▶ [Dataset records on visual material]
** BEGIN **

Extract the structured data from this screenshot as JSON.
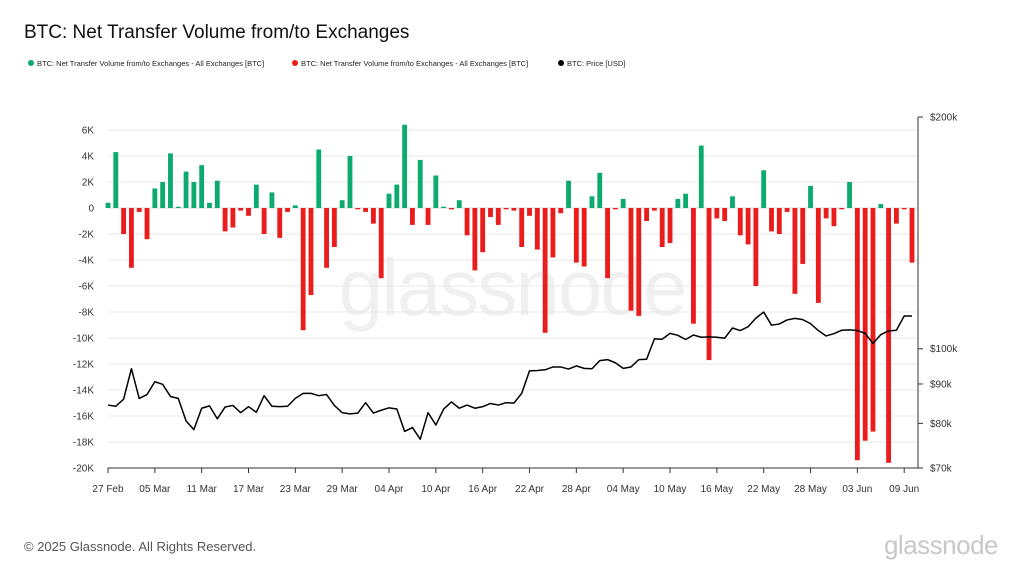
{
  "title": "BTC: Net Transfer Volume from/to Exchanges",
  "legend": [
    {
      "label": "BTC: Net Transfer Volume from/to Exchanges - All Exchanges [BTC]",
      "color": "#0daa6f"
    },
    {
      "label": "BTC: Net Transfer Volume from/to Exchanges - All Exchanges [BTC]",
      "color": "#ea1c1c"
    },
    {
      "label": "BTC: Price [USD]",
      "color": "#000000"
    }
  ],
  "watermark": "glassnode",
  "footer": {
    "copyright": "© 2025 Glassnode. All Rights Reserved.",
    "logo": "glassnode"
  },
  "chart_data": {
    "type": "bar",
    "left_axis": {
      "ticks": [
        6000,
        4000,
        2000,
        0,
        -2000,
        -4000,
        -6000,
        -8000,
        -10000,
        -12000,
        -14000,
        -16000,
        -18000,
        -20000
      ],
      "tick_labels": [
        "6K",
        "4K",
        "2K",
        "0",
        "-2K",
        "-4K",
        "-6K",
        "-8K",
        "-10K",
        "-12K",
        "-14K",
        "-16K",
        "-18K",
        "-20K"
      ],
      "range": [
        -20000,
        6000
      ]
    },
    "right_axis": {
      "ticks": [
        200000,
        100000,
        90000,
        80000,
        70000
      ],
      "tick_labels": [
        "$200k",
        "$100k",
        "$90k",
        "$80k",
        "$70k"
      ],
      "range": [
        70000,
        200000
      ],
      "scale": "log"
    },
    "x_axis": {
      "start": "2025-02-27",
      "end": "2025-06-10",
      "tick_dates": [
        "2025-02-27",
        "2025-03-05",
        "2025-03-11",
        "2025-03-17",
        "2025-03-23",
        "2025-03-29",
        "2025-04-04",
        "2025-04-10",
        "2025-04-16",
        "2025-04-22",
        "2025-04-28",
        "2025-05-04",
        "2025-05-10",
        "2025-05-16",
        "2025-05-22",
        "2025-05-28",
        "2025-06-03",
        "2025-06-09"
      ],
      "tick_labels": [
        "27 Feb",
        "05 Mar",
        "11 Mar",
        "17 Mar",
        "23 Mar",
        "29 Mar",
        "04 Apr",
        "10 Apr",
        "16 Apr",
        "22 Apr",
        "28 Apr",
        "04 May",
        "10 May",
        "16 May",
        "22 May",
        "28 May",
        "03 Jun",
        "09 Jun"
      ]
    },
    "grid": "horizontal",
    "series": [
      {
        "type": "bar",
        "positive_color": "#0daa6f",
        "negative_color": "#ea1c1c",
        "x": [
          "2025-02-27",
          "2025-02-28",
          "2025-03-01",
          "2025-03-02",
          "2025-03-03",
          "2025-03-04",
          "2025-03-05",
          "2025-03-06",
          "2025-03-07",
          "2025-03-08",
          "2025-03-09",
          "2025-03-10",
          "2025-03-11",
          "2025-03-12",
          "2025-03-13",
          "2025-03-14",
          "2025-03-15",
          "2025-03-16",
          "2025-03-17",
          "2025-03-18",
          "2025-03-19",
          "2025-03-20",
          "2025-03-21",
          "2025-03-22",
          "2025-03-23",
          "2025-03-24",
          "2025-03-25",
          "2025-03-26",
          "2025-03-27",
          "2025-03-28",
          "2025-03-29",
          "2025-03-30",
          "2025-03-31",
          "2025-04-01",
          "2025-04-02",
          "2025-04-03",
          "2025-04-04",
          "2025-04-05",
          "2025-04-06",
          "2025-04-07",
          "2025-04-08",
          "2025-04-09",
          "2025-04-10",
          "2025-04-11",
          "2025-04-12",
          "2025-04-13",
          "2025-04-14",
          "2025-04-15",
          "2025-04-16",
          "2025-04-17",
          "2025-04-18",
          "2025-04-19",
          "2025-04-20",
          "2025-04-21",
          "2025-04-22",
          "2025-04-23",
          "2025-04-24",
          "2025-04-25",
          "2025-04-26",
          "2025-04-27",
          "2025-04-28",
          "2025-04-29",
          "2025-04-30",
          "2025-05-01",
          "2025-05-02",
          "2025-05-03",
          "2025-05-04",
          "2025-05-05",
          "2025-05-06",
          "2025-05-07",
          "2025-05-08",
          "2025-05-09",
          "2025-05-10",
          "2025-05-11",
          "2025-05-12",
          "2025-05-13",
          "2025-05-14",
          "2025-05-15",
          "2025-05-16",
          "2025-05-17",
          "2025-05-18",
          "2025-05-19",
          "2025-05-20",
          "2025-05-21",
          "2025-05-22",
          "2025-05-23",
          "2025-05-24",
          "2025-05-25",
          "2025-05-26",
          "2025-05-27",
          "2025-05-28",
          "2025-05-29",
          "2025-05-30",
          "2025-05-31",
          "2025-06-01",
          "2025-06-02",
          "2025-06-03",
          "2025-06-04",
          "2025-06-05",
          "2025-06-06",
          "2025-06-07",
          "2025-06-08",
          "2025-06-09",
          "2025-06-10"
        ],
        "values": [
          400,
          4300,
          -2000,
          -4600,
          -300,
          -2400,
          1500,
          2000,
          4200,
          100,
          2800,
          2000,
          3300,
          400,
          2100,
          -1800,
          -1500,
          -200,
          -600,
          1800,
          -2000,
          1200,
          -2300,
          -300,
          200,
          -9400,
          -6700,
          4500,
          -4600,
          -3000,
          600,
          4000,
          -100,
          -300,
          -1200,
          -5400,
          1100,
          1800,
          6400,
          -1300,
          3700,
          -1300,
          2500,
          100,
          -100,
          600,
          -2100,
          -4800,
          -3400,
          -700,
          -1300,
          -100,
          -200,
          -3000,
          -600,
          -3200,
          -9600,
          -3800,
          -400,
          2100,
          -4200,
          -4500,
          900,
          2700,
          -5400,
          -100,
          700,
          -7900,
          -8300,
          -1000,
          -200,
          -3000,
          -2700,
          700,
          1100,
          -8900,
          4800,
          -11700,
          -800,
          -1000,
          900,
          -2100,
          -2800,
          -6000,
          2900,
          -1800,
          -2000,
          -300,
          -6600,
          -4300,
          1700,
          -7300,
          -800,
          -1400,
          -100,
          2000,
          -19400,
          -17900,
          -17200,
          300,
          -19600,
          -1200,
          -100,
          -4200
        ]
      },
      {
        "type": "line",
        "name": "BTC: Price [USD]",
        "color": "#000000",
        "x": [
          "2025-02-27",
          "2025-02-28",
          "2025-03-01",
          "2025-03-02",
          "2025-03-03",
          "2025-03-04",
          "2025-03-05",
          "2025-03-06",
          "2025-03-07",
          "2025-03-08",
          "2025-03-09",
          "2025-03-10",
          "2025-03-11",
          "2025-03-12",
          "2025-03-13",
          "2025-03-14",
          "2025-03-15",
          "2025-03-16",
          "2025-03-17",
          "2025-03-18",
          "2025-03-19",
          "2025-03-20",
          "2025-03-21",
          "2025-03-22",
          "2025-03-23",
          "2025-03-24",
          "2025-03-25",
          "2025-03-26",
          "2025-03-27",
          "2025-03-28",
          "2025-03-29",
          "2025-03-30",
          "2025-03-31",
          "2025-04-01",
          "2025-04-02",
          "2025-04-03",
          "2025-04-04",
          "2025-04-05",
          "2025-04-06",
          "2025-04-07",
          "2025-04-08",
          "2025-04-09",
          "2025-04-10",
          "2025-04-11",
          "2025-04-12",
          "2025-04-13",
          "2025-04-14",
          "2025-04-15",
          "2025-04-16",
          "2025-04-17",
          "2025-04-18",
          "2025-04-19",
          "2025-04-20",
          "2025-04-21",
          "2025-04-22",
          "2025-04-23",
          "2025-04-24",
          "2025-04-25",
          "2025-04-26",
          "2025-04-27",
          "2025-04-28",
          "2025-04-29",
          "2025-04-30",
          "2025-05-01",
          "2025-05-02",
          "2025-05-03",
          "2025-05-04",
          "2025-05-05",
          "2025-05-06",
          "2025-05-07",
          "2025-05-08",
          "2025-05-09",
          "2025-05-10",
          "2025-05-11",
          "2025-05-12",
          "2025-05-13",
          "2025-05-14",
          "2025-05-15",
          "2025-05-16",
          "2025-05-17",
          "2025-05-18",
          "2025-05-19",
          "2025-05-20",
          "2025-05-21",
          "2025-05-22",
          "2025-05-23",
          "2025-05-24",
          "2025-05-25",
          "2025-05-26",
          "2025-05-27",
          "2025-05-28",
          "2025-05-29",
          "2025-05-30",
          "2025-05-31",
          "2025-06-01",
          "2025-06-02",
          "2025-06-03",
          "2025-06-04",
          "2025-06-05",
          "2025-06-06",
          "2025-06-07",
          "2025-06-08",
          "2025-06-09",
          "2025-06-10"
        ],
        "values": [
          84500,
          84200,
          86000,
          94200,
          86200,
          87200,
          90600,
          89900,
          86700,
          86200,
          80600,
          78500,
          83700,
          84300,
          81100,
          84000,
          84400,
          82600,
          84100,
          82700,
          86900,
          84200,
          84100,
          84200,
          86200,
          87500,
          87500,
          86900,
          87200,
          84400,
          82600,
          82300,
          82500,
          85100,
          82500,
          83200,
          83800,
          83500,
          78100,
          79000,
          76300,
          82600,
          79600,
          83500,
          85300,
          83700,
          84500,
          83700,
          84100,
          84900,
          84500,
          85100,
          85000,
          87500,
          93600,
          93700,
          93900,
          94700,
          94700,
          94100,
          95000,
          94300,
          94200,
          96500,
          96800,
          95900,
          94300,
          94700,
          96800,
          96900,
          103000,
          102900,
          104700,
          104100,
          102800,
          104200,
          103500,
          103600,
          103500,
          103200,
          106400,
          105600,
          106800,
          109600,
          111600,
          107300,
          107700,
          109000,
          109500,
          109100,
          107800,
          105600,
          103900,
          104600,
          105700,
          105800,
          105600,
          104700,
          101600,
          104300,
          105500,
          105700,
          110300,
          110300
        ]
      }
    ]
  }
}
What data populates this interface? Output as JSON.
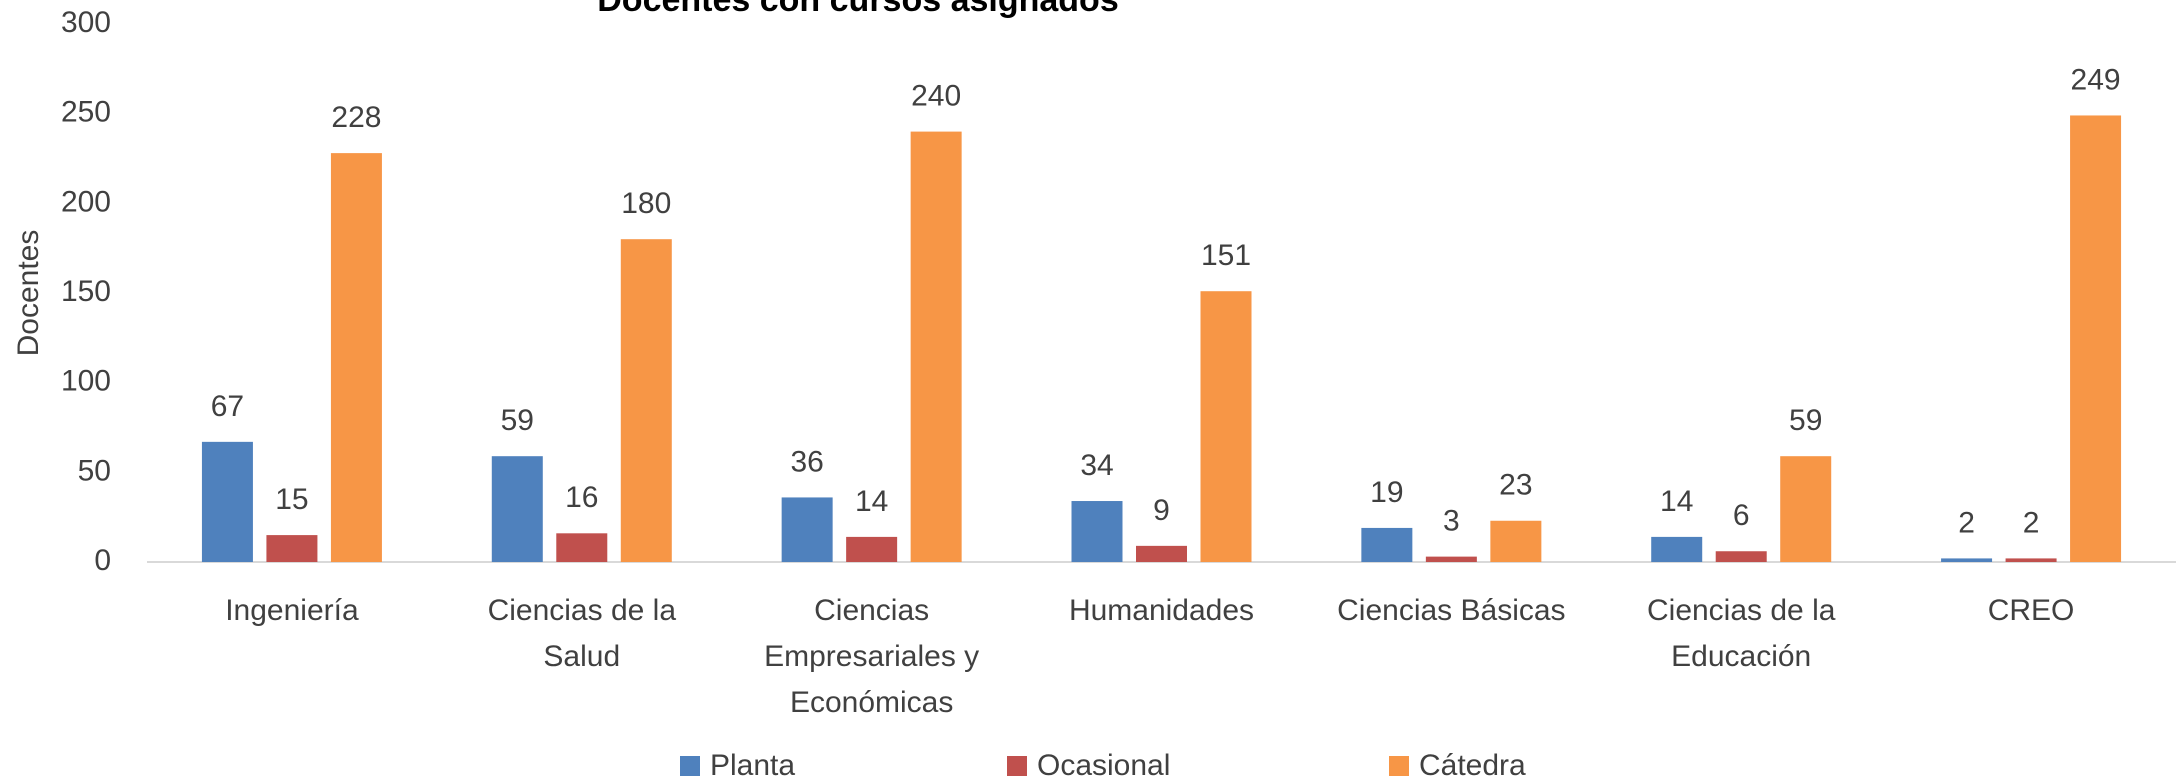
{
  "chart_data": {
    "type": "bar",
    "title": "Docentes con cursos asignados",
    "y_label": "Docentes",
    "categories": [
      "Ingeniería",
      "Ciencias de la Salud",
      "Ciencias Empresariales y Económicas",
      "Humanidades",
      "Ciencias Básicas",
      "Ciencias de la Educación",
      "CREO"
    ],
    "series": [
      {
        "name": "Planta",
        "color": "#4f81bd",
        "values": [
          67,
          59,
          36,
          34,
          19,
          14,
          2
        ]
      },
      {
        "name": "Ocasional",
        "color": "#c0504d",
        "values": [
          15,
          16,
          14,
          9,
          3,
          6,
          2
        ]
      },
      {
        "name": "Cátedra",
        "color": "#f79646",
        "values": [
          228,
          180,
          240,
          151,
          23,
          59,
          249
        ]
      }
    ],
    "ylim": [
      0,
      300
    ],
    "yticks": [
      0,
      50,
      100,
      150,
      200,
      250,
      300
    ],
    "grid": false,
    "legend": "bottom"
  }
}
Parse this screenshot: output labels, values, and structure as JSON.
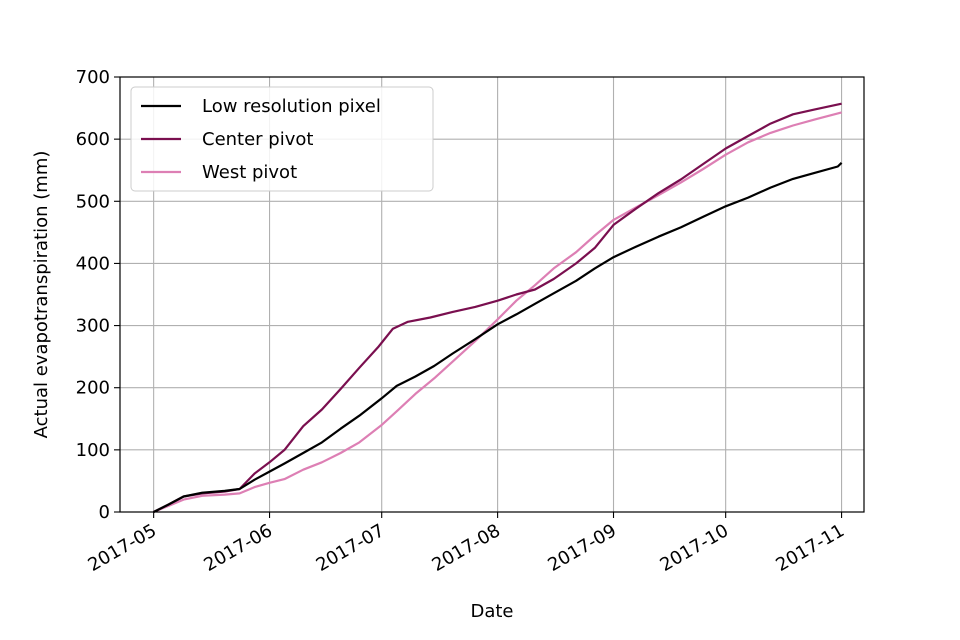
{
  "chart_data": {
    "type": "line",
    "title": "",
    "xlabel": "Date",
    "ylabel": "Actual evapotranspiration (mm)",
    "ylim": [
      0,
      700
    ],
    "xlim": [
      "2017-04-22",
      "2017-11-07"
    ],
    "grid": true,
    "legend_position": "top-left",
    "x_ticks": [
      "2017-05",
      "2017-06",
      "2017-07",
      "2017-08",
      "2017-09",
      "2017-10",
      "2017-11"
    ],
    "y_ticks": [
      0,
      100,
      200,
      300,
      400,
      500,
      600,
      700
    ],
    "series": [
      {
        "name": "Low resolution pixel",
        "color": "#000000",
        "points": [
          [
            "2017-05-01",
            0
          ],
          [
            "2017-05-05",
            12
          ],
          [
            "2017-05-09",
            25
          ],
          [
            "2017-05-14",
            31
          ],
          [
            "2017-05-20",
            34
          ],
          [
            "2017-05-24",
            37
          ],
          [
            "2017-05-28",
            52
          ],
          [
            "2017-06-01",
            65
          ],
          [
            "2017-06-05",
            78
          ],
          [
            "2017-06-10",
            95
          ],
          [
            "2017-06-15",
            112
          ],
          [
            "2017-06-20",
            134
          ],
          [
            "2017-06-25",
            155
          ],
          [
            "2017-07-01",
            183
          ],
          [
            "2017-07-05",
            203
          ],
          [
            "2017-07-10",
            218
          ],
          [
            "2017-07-15",
            235
          ],
          [
            "2017-07-20",
            255
          ],
          [
            "2017-07-26",
            278
          ],
          [
            "2017-08-01",
            302
          ],
          [
            "2017-08-06",
            318
          ],
          [
            "2017-08-11",
            335
          ],
          [
            "2017-08-16",
            352
          ],
          [
            "2017-08-22",
            372
          ],
          [
            "2017-08-27",
            392
          ],
          [
            "2017-09-01",
            410
          ],
          [
            "2017-09-07",
            427
          ],
          [
            "2017-09-13",
            443
          ],
          [
            "2017-09-19",
            458
          ],
          [
            "2017-09-25",
            475
          ],
          [
            "2017-10-01",
            492
          ],
          [
            "2017-10-07",
            506
          ],
          [
            "2017-10-13",
            522
          ],
          [
            "2017-10-19",
            536
          ],
          [
            "2017-10-25",
            546
          ],
          [
            "2017-10-31",
            556
          ],
          [
            "2017-11-01",
            562
          ]
        ]
      },
      {
        "name": "Center pivot",
        "color": "#7a0f4f",
        "points": [
          [
            "2017-05-01",
            0
          ],
          [
            "2017-05-05",
            12
          ],
          [
            "2017-05-09",
            25
          ],
          [
            "2017-05-14",
            30
          ],
          [
            "2017-05-20",
            33
          ],
          [
            "2017-05-24",
            37
          ],
          [
            "2017-05-28",
            62
          ],
          [
            "2017-06-01",
            80
          ],
          [
            "2017-06-05",
            100
          ],
          [
            "2017-06-10",
            138
          ],
          [
            "2017-06-15",
            165
          ],
          [
            "2017-06-20",
            198
          ],
          [
            "2017-06-25",
            232
          ],
          [
            "2017-06-30",
            265
          ],
          [
            "2017-07-04",
            295
          ],
          [
            "2017-07-08",
            306
          ],
          [
            "2017-07-14",
            313
          ],
          [
            "2017-07-20",
            322
          ],
          [
            "2017-07-26",
            330
          ],
          [
            "2017-08-01",
            340
          ],
          [
            "2017-08-06",
            350
          ],
          [
            "2017-08-11",
            358
          ],
          [
            "2017-08-16",
            375
          ],
          [
            "2017-08-22",
            400
          ],
          [
            "2017-08-27",
            425
          ],
          [
            "2017-09-01",
            462
          ],
          [
            "2017-09-07",
            488
          ],
          [
            "2017-09-13",
            513
          ],
          [
            "2017-09-19",
            535
          ],
          [
            "2017-09-25",
            560
          ],
          [
            "2017-10-01",
            585
          ],
          [
            "2017-10-07",
            605
          ],
          [
            "2017-10-13",
            625
          ],
          [
            "2017-10-19",
            640
          ],
          [
            "2017-10-25",
            648
          ],
          [
            "2017-11-01",
            657
          ]
        ]
      },
      {
        "name": "West pivot",
        "color": "#dd7fb4",
        "points": [
          [
            "2017-05-01",
            0
          ],
          [
            "2017-05-05",
            10
          ],
          [
            "2017-05-09",
            20
          ],
          [
            "2017-05-14",
            26
          ],
          [
            "2017-05-20",
            28
          ],
          [
            "2017-05-24",
            30
          ],
          [
            "2017-05-28",
            40
          ],
          [
            "2017-06-01",
            47
          ],
          [
            "2017-06-05",
            53
          ],
          [
            "2017-06-10",
            68
          ],
          [
            "2017-06-15",
            80
          ],
          [
            "2017-06-20",
            95
          ],
          [
            "2017-06-25",
            112
          ],
          [
            "2017-07-01",
            140
          ],
          [
            "2017-07-05",
            162
          ],
          [
            "2017-07-10",
            190
          ],
          [
            "2017-07-15",
            215
          ],
          [
            "2017-07-20",
            242
          ],
          [
            "2017-07-26",
            275
          ],
          [
            "2017-08-01",
            310
          ],
          [
            "2017-08-06",
            340
          ],
          [
            "2017-08-11",
            365
          ],
          [
            "2017-08-16",
            392
          ],
          [
            "2017-08-22",
            418
          ],
          [
            "2017-08-27",
            445
          ],
          [
            "2017-09-01",
            470
          ],
          [
            "2017-09-07",
            490
          ],
          [
            "2017-09-13",
            510
          ],
          [
            "2017-09-19",
            530
          ],
          [
            "2017-09-25",
            552
          ],
          [
            "2017-10-01",
            575
          ],
          [
            "2017-10-07",
            595
          ],
          [
            "2017-10-13",
            610
          ],
          [
            "2017-10-19",
            622
          ],
          [
            "2017-10-25",
            632
          ],
          [
            "2017-11-01",
            643
          ]
        ]
      }
    ]
  }
}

** END **

▶ [Objective] Isolate each line of the listing above that includes "from". Copy it.

▶ [Correct response]
Extract the structured data from this screenshot as JSON.
  "title": "BTC: Net Transfer Volume from/to Exchanges",
      "label": "BTC: Net Transfer Volume from/to Exchanges - All Exchanges [BTC]",
      "label": "BTC: Net Transfer Volume from/to Exchanges - All Exchanges [BTC]",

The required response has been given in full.